-- Kutipan Teks --
DIRGAHAYU REPUBLIK INDONESIA KE 73

DIRGAHAYU REPUBLIK INDONESIA KE 73
KERJA KITA PRESTASI BANGSA

Senin, 24 September 2012

IED BERTEPATAN DENGAN HARI JUMAT (BAGIAN I)

oleh Amin Saefullah Muchtar pada 24 September 2012 pukul 16:12 ·
Sebagaimana yang kita maklumi bahwa Iedul Adha di tahun ini, 10 Dzulhijjah 1433 H, diduga kuat akan jatuh pada hari Jumat bertepatan dengan 26 Oktober 2012. Sehubungan dengan itu terdapat tiga hal yang penting untuk dibahas:

Pertama, kedudukan Hadis: “Ied Jatuh Pada Hari Jumat. Masalah ini perlu ditegaskan kembali sehubungan dengan pandangan sebagian kalangan yang menilai hadis yang berkenaan dengan itu statusnya dhaif.
Kedua,  kedudukan shalat Jumat bila bertepatan dengan Ied.
Ketiga,  peristiwa  Ied jatuh pada hari Jumat pada masa kekhalifahan Ibnu Zubair dan praktek shalat yang dilakukan oleh beliau ketika itu.


Ied Zaman Nabi saw.

Berdasarkan analisa sejarah dan riwayah dapat diketahui bahwa sepanjang hayat Rasulullah saw., beliau telah mengalami iedul fitri dan iedul Adha sebanyak sembilan kali. Iedul Fitri perdana Nabi terjadi pada hari Senin, 1 Syawal 2 H/26 Maret 624 M. Sedangkan Iedul Adha perdana terjadi pada (sekitar) 10 Dzulhijjah 2 H/Juni 624 M. Adapun iedul fitri terakhir terjadi pada Senin, 1 Syawal 10 H/30 Desember 631 M. Sedangkan Iedul Adha pada (sekitar) 10 Dzulhijjah 10 H/Maret 632 M.
Dari jumlah sebanyak itu (Sembilan kali iedul fitri dan adha) hanya satu kali terjadi hari ied pada hari Jumat, yaitu Iedul Fitri 1 Syawal 3 H yang bertepatan dengan 15 Maret 625 M.
Informasi tentang peristiwa Ied jatuh pada hari Jumat pada zaman Rasulullah, bersumber dari empat sahabat:

Pertama, Abu Huraerah

عَنْ أَبِي هُرَيْرَةَ ، عَنْ رَسُولِ اللهِ صلى الله عليه وسلم أَنَّهُ قَالَ قَدِ اجْتَمعَ في يَوْمِكُمْ هذَا عِيدَانِ فَمَنْ شَاءَ أَجْزَأَهُ مِنَ الْجُمُعَةِ وَإِنَّا مُجَمِّعُونَ
Dari Abu Huraerah, dari Rasulullah saw. bahwa beliau bersabda, “Sungguh telah bersatu pada hari ini dua ied, maka siapa yang mau (tidak melaksanakan shalat Jum’at), maka shalat ied ini mencukupkan dari (shalat) Jum’at, dan sesungguhnya kami akan melaksanakan shalat Jum’at.”

-- Tugas Latihan --
Salin kata demi kata bagian tulisan tentang Ied yang jatuh pada hari Jumat, mulai dari "Ketiga,  peristiwa  Ied" sampai dengan "H/Maret 632 M.". Daftar berikut diambil dari sumber yang berbeda.

-- Data Hasil Ekstraksi --
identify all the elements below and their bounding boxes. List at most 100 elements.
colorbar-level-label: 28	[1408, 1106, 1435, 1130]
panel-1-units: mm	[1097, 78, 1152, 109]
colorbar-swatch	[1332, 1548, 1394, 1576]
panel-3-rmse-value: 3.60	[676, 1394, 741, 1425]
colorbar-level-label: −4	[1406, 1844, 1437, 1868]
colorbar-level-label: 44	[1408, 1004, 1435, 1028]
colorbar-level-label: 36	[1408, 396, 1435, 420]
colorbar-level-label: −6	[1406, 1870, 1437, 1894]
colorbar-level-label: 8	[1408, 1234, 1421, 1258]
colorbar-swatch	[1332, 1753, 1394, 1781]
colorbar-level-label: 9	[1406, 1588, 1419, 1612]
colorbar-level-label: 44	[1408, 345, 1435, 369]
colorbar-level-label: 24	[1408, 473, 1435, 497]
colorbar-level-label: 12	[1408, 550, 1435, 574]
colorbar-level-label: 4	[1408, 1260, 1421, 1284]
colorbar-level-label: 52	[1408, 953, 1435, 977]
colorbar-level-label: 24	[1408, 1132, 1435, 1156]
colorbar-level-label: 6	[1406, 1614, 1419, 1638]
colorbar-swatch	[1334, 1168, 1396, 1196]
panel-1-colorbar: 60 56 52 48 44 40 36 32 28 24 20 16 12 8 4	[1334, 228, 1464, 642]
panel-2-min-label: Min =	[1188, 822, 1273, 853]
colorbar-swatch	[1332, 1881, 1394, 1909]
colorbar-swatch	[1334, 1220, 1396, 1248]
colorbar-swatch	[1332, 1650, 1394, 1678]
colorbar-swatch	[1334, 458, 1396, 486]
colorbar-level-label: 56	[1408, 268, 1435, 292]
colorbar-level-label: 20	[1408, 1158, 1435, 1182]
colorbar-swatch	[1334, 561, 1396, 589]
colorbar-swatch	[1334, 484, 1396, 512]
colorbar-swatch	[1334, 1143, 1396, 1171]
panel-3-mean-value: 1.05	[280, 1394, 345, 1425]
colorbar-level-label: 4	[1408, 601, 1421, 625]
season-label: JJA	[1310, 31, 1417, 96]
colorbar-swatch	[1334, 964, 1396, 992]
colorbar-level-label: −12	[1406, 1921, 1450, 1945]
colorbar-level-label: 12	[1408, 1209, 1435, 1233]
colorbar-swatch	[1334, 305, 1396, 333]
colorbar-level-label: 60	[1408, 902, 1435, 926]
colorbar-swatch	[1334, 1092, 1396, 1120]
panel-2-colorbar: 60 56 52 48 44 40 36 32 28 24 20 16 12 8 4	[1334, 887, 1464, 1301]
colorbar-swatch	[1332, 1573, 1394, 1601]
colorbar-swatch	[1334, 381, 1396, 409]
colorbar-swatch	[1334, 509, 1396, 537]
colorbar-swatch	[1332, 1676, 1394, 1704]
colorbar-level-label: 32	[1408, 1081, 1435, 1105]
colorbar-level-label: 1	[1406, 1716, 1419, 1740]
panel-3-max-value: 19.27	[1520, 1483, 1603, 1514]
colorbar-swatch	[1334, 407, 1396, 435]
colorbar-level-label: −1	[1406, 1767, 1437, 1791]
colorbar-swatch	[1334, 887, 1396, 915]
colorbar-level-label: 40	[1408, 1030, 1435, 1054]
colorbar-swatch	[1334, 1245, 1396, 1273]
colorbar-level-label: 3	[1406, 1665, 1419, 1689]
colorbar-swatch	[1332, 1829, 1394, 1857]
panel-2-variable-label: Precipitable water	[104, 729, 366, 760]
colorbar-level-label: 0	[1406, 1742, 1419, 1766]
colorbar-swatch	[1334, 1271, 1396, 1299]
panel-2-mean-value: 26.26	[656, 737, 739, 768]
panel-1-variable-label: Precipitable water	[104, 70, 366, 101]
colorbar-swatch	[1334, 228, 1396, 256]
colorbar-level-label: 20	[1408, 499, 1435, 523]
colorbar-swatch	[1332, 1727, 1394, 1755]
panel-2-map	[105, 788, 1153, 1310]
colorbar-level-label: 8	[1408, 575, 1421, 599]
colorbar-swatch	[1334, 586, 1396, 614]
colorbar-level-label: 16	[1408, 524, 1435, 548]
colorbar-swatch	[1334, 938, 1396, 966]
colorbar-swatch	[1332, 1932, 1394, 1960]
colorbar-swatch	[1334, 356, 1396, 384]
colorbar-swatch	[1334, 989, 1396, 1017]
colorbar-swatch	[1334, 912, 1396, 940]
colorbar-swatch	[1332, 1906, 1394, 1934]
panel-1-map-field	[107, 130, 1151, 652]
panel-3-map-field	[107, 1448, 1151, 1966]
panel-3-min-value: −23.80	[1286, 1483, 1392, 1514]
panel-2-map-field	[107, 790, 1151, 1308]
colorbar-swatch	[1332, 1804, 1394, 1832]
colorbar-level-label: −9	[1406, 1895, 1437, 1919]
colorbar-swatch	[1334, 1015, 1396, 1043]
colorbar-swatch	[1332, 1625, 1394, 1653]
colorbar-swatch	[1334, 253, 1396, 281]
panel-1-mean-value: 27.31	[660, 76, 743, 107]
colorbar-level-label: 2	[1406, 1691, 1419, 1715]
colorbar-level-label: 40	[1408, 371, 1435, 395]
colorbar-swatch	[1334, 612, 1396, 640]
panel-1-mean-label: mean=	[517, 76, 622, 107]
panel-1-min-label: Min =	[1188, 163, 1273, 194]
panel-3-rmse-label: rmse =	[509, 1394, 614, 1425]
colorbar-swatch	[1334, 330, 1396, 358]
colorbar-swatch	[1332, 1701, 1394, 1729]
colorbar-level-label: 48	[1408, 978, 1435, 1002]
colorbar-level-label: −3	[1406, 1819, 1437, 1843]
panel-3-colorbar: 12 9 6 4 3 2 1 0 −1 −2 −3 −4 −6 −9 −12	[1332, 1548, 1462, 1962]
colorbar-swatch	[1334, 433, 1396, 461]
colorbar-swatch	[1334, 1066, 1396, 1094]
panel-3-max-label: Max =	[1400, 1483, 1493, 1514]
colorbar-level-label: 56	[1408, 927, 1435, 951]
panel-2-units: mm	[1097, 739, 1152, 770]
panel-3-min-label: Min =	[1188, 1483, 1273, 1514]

-- Hasil --
Ketiga,  peristiwa  Ied jatuh pada hari Jumat pada masa kekhalifahan Ibnu Zubair dan praktek shalat yang dilakukan oleh beliau ketika itu.


Ied Zaman Nabi saw.

Berdasarkan analisa sejarah dan riwayah dapat diketahui bahwa sepanjang hayat Rasulullah saw., beliau telah mengalami iedul fitri dan iedul Adha sebanyak sembilan kali. Iedul Fitri perdana Nabi terjadi pada hari Senin, 1 Syawal 2 H/26 Maret 624 M. Sedangkan Iedul Adha perdana terjadi pada (sekitar) 10 Dzulhijjah 2 H/Juni 624 M. Adapun iedul fitri terakhir terjadi pada Senin, 1 Syawal 10 H/30 Desember 631 M. Sedangkan Iedul Adha pada (sekitar) 10 Dzulhijjah 10 H/Maret 632 M.